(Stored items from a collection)
......

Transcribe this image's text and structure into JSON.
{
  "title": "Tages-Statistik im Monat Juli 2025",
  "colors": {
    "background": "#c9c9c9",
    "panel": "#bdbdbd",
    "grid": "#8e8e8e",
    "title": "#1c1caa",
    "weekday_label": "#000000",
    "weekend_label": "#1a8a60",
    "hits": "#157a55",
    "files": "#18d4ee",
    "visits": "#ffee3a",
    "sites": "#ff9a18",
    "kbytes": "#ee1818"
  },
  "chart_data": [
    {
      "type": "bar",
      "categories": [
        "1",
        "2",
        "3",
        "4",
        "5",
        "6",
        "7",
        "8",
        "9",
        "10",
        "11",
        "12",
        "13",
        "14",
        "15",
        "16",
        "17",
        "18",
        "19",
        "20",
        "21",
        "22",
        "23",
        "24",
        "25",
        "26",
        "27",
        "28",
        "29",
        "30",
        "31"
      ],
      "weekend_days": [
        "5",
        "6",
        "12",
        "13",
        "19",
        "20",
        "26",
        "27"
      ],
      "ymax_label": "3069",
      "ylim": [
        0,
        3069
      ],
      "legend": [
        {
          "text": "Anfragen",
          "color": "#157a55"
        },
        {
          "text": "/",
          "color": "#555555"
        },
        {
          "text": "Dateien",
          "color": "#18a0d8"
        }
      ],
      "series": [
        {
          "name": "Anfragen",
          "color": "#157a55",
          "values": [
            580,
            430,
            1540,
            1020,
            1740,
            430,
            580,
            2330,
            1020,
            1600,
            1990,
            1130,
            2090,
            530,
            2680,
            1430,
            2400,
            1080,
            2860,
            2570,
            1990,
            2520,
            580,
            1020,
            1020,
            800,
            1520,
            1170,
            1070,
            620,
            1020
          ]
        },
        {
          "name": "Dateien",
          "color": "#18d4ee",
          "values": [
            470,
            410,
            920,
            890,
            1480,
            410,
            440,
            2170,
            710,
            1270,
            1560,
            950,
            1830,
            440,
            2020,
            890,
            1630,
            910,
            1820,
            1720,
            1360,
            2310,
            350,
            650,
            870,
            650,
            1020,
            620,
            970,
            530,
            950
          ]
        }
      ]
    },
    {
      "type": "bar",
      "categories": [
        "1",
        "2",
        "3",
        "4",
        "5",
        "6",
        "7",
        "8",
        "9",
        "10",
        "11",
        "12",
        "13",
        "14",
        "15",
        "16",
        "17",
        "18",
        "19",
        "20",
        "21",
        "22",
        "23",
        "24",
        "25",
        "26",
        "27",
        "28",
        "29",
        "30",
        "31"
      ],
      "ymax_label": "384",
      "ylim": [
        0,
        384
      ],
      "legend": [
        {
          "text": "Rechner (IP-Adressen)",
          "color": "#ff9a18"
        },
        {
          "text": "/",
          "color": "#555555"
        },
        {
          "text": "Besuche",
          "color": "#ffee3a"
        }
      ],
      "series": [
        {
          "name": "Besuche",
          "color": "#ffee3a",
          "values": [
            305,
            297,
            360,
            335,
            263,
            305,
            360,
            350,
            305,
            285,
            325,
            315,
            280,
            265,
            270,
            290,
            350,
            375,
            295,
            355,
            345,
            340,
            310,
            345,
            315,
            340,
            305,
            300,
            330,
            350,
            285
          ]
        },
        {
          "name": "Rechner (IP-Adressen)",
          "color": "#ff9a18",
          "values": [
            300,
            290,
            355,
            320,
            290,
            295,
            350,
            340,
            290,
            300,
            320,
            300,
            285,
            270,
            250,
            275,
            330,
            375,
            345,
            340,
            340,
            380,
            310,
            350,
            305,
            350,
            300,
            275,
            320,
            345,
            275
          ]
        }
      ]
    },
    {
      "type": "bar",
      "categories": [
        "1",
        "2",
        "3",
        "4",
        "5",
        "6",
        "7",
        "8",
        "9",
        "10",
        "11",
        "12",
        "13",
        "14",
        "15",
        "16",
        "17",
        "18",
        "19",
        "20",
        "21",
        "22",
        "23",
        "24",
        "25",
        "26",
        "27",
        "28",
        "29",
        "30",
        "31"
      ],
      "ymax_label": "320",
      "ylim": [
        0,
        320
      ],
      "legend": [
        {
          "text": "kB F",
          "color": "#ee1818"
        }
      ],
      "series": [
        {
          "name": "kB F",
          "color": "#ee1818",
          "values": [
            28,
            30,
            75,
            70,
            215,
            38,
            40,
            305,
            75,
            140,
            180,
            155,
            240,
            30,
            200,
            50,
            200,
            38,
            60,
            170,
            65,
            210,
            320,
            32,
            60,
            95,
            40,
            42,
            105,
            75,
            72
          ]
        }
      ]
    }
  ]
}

......

WHAT THIS TASK INVOLVES:
Reproduce every line of the material above exactly.

ANSWER:
Transcribe this image's text and structure into JSON.
{
  "title": "Tages-Statistik im Monat Juli 2025",
  "colors": {
    "background": "#c9c9c9",
    "panel": "#bdbdbd",
    "grid": "#8e8e8e",
    "title": "#1c1caa",
    "weekday_label": "#000000",
    "weekend_label": "#1a8a60",
    "hits": "#157a55",
    "files": "#18d4ee",
    "visits": "#ffee3a",
    "sites": "#ff9a18",
    "kbytes": "#ee1818"
  },
  "chart_data": [
    {
      "type": "bar",
      "categories": [
        "1",
        "2",
        "3",
        "4",
        "5",
        "6",
        "7",
        "8",
        "9",
        "10",
        "11",
        "12",
        "13",
        "14",
        "15",
        "16",
        "17",
        "18",
        "19",
        "20",
        "21",
        "22",
        "23",
        "24",
        "25",
        "26",
        "27",
        "28",
        "29",
        "30",
        "31"
      ],
      "weekend_days": [
        "5",
        "6",
        "12",
        "13",
        "19",
        "20",
        "26",
        "27"
      ],
      "ymax_label": "3069",
      "ylim": [
        0,
        3069
      ],
      "legend": [
        {
          "text": "Anfragen",
          "color": "#157a55"
        },
        {
          "text": "/",
          "color": "#555555"
        },
        {
          "text": "Dateien",
          "color": "#18a0d8"
        }
      ],
      "series": [
        {
          "name": "Anfragen",
          "color": "#157a55",
          "values": [
            580,
            430,
            1540,
            1020,
            1740,
            430,
            580,
            2330,
            1020,
            1600,
            1990,
            1130,
            2090,
            530,
            2680,
            1430,
            2400,
            1080,
            2860,
            2570,
            1990,
            2520,
            580,
            1020,
            1020,
            800,
            1520,
            1170,
            1070,
            620,
            1020
          ]
        },
        {
          "name": "Dateien",
          "color": "#18d4ee",
          "values": [
            470,
            410,
            920,
            890,
            1480,
            410,
            440,
            2170,
            710,
            1270,
            1560,
            950,
            1830,
            440,
            2020,
            890,
            1630,
            910,
            1820,
            1720,
            1360,
            2310,
            350,
            650,
            870,
            650,
            1020,
            620,
            970,
            530,
            950
          ]
        }
      ]
    },
    {
      "type": "bar",
      "categories": [
        "1",
        "2",
        "3",
        "4",
        "5",
        "6",
        "7",
        "8",
        "9",
        "10",
        "11",
        "12",
        "13",
        "14",
        "15",
        "16",
        "17",
        "18",
        "19",
        "20",
        "21",
        "22",
        "23",
        "24",
        "25",
        "26",
        "27",
        "28",
        "29",
        "30",
        "31"
      ],
      "ymax_label": "384",
      "ylim": [
        0,
        384
      ],
      "legend": [
        {
          "text": "Rechner (IP-Adressen)",
          "color": "#ff9a18"
        },
        {
          "text": "/",
          "color": "#555555"
        },
        {
          "text": "Besuche",
          "color": "#ffee3a"
        }
      ],
      "series": [
        {
          "name": "Besuche",
          "color": "#ffee3a",
          "values": [
            305,
            297,
            360,
            335,
            263,
            305,
            360,
            350,
            305,
            285,
            325,
            315,
            280,
            265,
            270,
            290,
            350,
            375,
            295,
            355,
            345,
            340,
            310,
            345,
            315,
            340,
            305,
            300,
            330,
            350,
            285
          ]
        },
        {
          "name": "Rechner (IP-Adressen)",
          "color": "#ff9a18",
          "values": [
            300,
            290,
            355,
            320,
            290,
            295,
            350,
            340,
            290,
            300,
            320,
            300,
            285,
            270,
            250,
            275,
            330,
            375,
            345,
            340,
            340,
            380,
            310,
            350,
            305,
            350,
            300,
            275,
            320,
            345,
            275
          ]
        }
      ]
    },
    {
      "type": "bar",
      "categories": [
        "1",
        "2",
        "3",
        "4",
        "5",
        "6",
        "7",
        "8",
        "9",
        "10",
        "11",
        "12",
        "13",
        "14",
        "15",
        "16",
        "17",
        "18",
        "19",
        "20",
        "21",
        "22",
        "23",
        "24",
        "25",
        "26",
        "27",
        "28",
        "29",
        "30",
        "31"
      ],
      "ymax_label": "320",
      "ylim": [
        0,
        320
      ],
      "legend": [
        {
          "text": "kB F",
          "color": "#ee1818"
        }
      ],
      "series": [
        {
          "name": "kB F",
          "color": "#ee1818",
          "values": [
            28,
            30,
            75,
            70,
            215,
            38,
            40,
            305,
            75,
            140,
            180,
            155,
            240,
            30,
            200,
            50,
            200,
            38,
            60,
            170,
            65,
            210,
            320,
            32,
            60,
            95,
            40,
            42,
            105,
            75,
            72
          ]
        }
      ]
    }
  ]
}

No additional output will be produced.